--- begin ---
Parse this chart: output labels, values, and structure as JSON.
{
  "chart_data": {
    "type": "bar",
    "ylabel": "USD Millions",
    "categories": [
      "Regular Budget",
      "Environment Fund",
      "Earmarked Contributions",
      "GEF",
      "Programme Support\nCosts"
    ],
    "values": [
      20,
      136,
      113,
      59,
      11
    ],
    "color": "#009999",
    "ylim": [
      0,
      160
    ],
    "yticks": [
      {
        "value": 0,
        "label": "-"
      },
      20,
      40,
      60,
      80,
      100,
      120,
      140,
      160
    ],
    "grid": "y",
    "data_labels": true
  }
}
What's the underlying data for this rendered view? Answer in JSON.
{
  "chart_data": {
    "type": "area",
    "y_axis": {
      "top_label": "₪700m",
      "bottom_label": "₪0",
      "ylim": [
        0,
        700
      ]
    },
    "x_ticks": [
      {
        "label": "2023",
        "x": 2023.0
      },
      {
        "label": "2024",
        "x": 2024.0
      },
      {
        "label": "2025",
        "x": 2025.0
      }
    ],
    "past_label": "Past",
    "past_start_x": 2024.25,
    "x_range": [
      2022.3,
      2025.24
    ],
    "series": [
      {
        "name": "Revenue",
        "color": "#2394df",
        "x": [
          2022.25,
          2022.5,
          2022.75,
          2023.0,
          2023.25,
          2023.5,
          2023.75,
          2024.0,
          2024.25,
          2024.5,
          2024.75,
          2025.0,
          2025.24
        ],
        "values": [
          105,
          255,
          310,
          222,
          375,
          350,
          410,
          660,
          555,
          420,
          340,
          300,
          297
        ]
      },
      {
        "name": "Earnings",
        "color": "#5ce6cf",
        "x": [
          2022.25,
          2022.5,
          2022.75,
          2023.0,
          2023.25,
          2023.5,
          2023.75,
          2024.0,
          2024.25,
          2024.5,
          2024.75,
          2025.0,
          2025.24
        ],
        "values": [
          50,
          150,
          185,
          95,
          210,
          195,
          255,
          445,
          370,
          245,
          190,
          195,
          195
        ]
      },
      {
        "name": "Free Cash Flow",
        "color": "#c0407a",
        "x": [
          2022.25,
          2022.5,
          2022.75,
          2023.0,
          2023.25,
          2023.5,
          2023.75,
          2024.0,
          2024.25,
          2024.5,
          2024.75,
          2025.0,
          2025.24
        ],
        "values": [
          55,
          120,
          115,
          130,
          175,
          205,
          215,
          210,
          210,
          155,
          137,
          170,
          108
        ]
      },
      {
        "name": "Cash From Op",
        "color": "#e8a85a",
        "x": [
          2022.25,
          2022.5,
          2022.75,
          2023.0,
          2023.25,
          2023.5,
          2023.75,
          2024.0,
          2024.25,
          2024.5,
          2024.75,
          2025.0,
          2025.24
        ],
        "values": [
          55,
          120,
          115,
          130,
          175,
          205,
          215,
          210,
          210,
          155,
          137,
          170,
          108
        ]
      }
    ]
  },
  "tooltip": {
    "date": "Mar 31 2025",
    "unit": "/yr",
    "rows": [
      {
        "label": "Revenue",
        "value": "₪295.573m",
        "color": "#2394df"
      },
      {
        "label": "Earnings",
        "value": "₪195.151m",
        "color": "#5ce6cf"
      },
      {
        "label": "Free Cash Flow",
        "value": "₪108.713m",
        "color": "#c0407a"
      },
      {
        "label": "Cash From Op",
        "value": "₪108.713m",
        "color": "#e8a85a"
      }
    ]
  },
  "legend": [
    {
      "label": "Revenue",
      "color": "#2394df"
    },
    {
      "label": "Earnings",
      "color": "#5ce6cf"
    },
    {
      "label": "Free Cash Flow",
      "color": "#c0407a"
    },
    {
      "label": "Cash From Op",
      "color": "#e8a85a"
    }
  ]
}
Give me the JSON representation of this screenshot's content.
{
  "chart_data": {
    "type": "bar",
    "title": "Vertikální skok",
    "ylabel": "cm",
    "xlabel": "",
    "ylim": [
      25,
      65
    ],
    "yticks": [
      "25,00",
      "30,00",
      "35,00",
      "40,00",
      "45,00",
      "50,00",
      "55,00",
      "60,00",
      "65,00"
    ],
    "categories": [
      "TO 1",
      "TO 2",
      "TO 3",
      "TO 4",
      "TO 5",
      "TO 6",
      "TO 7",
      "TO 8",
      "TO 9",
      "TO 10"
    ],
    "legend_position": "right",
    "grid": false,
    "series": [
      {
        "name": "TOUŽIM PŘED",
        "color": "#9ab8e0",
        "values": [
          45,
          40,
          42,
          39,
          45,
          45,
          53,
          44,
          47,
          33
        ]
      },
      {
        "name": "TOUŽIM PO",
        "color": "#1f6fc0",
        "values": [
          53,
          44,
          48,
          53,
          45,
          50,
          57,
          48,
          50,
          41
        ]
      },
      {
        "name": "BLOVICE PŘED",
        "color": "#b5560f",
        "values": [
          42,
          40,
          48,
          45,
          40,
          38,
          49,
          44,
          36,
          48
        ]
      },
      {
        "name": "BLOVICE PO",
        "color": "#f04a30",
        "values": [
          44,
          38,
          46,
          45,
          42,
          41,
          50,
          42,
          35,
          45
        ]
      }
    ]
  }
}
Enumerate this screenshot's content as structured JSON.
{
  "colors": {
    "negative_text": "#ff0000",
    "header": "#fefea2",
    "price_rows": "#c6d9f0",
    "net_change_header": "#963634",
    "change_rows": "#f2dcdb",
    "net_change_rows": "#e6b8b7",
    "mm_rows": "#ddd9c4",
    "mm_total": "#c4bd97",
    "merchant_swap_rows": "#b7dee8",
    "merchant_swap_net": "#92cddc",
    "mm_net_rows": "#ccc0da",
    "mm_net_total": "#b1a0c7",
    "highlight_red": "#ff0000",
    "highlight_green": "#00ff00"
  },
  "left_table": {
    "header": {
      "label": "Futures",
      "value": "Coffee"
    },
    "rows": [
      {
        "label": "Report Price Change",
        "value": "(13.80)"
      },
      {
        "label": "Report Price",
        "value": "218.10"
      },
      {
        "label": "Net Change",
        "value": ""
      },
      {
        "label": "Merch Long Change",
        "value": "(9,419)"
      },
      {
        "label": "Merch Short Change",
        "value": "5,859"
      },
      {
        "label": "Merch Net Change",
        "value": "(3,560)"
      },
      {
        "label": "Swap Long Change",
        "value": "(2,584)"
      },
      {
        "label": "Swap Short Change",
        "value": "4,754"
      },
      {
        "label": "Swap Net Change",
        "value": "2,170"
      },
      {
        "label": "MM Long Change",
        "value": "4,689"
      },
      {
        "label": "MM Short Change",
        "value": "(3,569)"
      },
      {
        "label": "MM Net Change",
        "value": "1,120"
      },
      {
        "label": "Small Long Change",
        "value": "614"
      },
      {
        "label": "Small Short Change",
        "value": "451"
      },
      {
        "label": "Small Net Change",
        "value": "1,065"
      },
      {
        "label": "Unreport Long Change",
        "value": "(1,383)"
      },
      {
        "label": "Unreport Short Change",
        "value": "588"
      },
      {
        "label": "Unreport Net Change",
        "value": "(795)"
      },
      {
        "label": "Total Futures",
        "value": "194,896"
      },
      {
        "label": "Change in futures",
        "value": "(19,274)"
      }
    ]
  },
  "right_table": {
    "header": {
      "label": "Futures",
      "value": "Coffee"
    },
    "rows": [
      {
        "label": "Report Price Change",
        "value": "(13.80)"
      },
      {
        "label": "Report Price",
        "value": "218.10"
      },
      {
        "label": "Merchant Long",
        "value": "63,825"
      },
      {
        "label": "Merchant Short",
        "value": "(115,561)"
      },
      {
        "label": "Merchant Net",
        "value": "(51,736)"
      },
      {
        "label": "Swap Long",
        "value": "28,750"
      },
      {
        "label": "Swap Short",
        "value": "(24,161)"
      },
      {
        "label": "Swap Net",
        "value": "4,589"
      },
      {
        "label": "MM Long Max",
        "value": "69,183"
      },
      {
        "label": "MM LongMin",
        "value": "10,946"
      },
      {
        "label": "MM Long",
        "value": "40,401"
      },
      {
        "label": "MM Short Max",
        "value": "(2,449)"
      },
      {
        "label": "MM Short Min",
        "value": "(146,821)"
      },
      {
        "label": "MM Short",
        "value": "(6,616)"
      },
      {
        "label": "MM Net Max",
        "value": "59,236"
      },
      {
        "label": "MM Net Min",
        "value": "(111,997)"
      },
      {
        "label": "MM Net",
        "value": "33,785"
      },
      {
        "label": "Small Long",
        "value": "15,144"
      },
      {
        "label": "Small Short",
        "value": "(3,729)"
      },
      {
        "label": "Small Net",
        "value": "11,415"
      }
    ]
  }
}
--- end ---
> Stated exercise: Some lines of the data may hold the word "name". Say how many do, with nothing else.

> Answer to this task: 8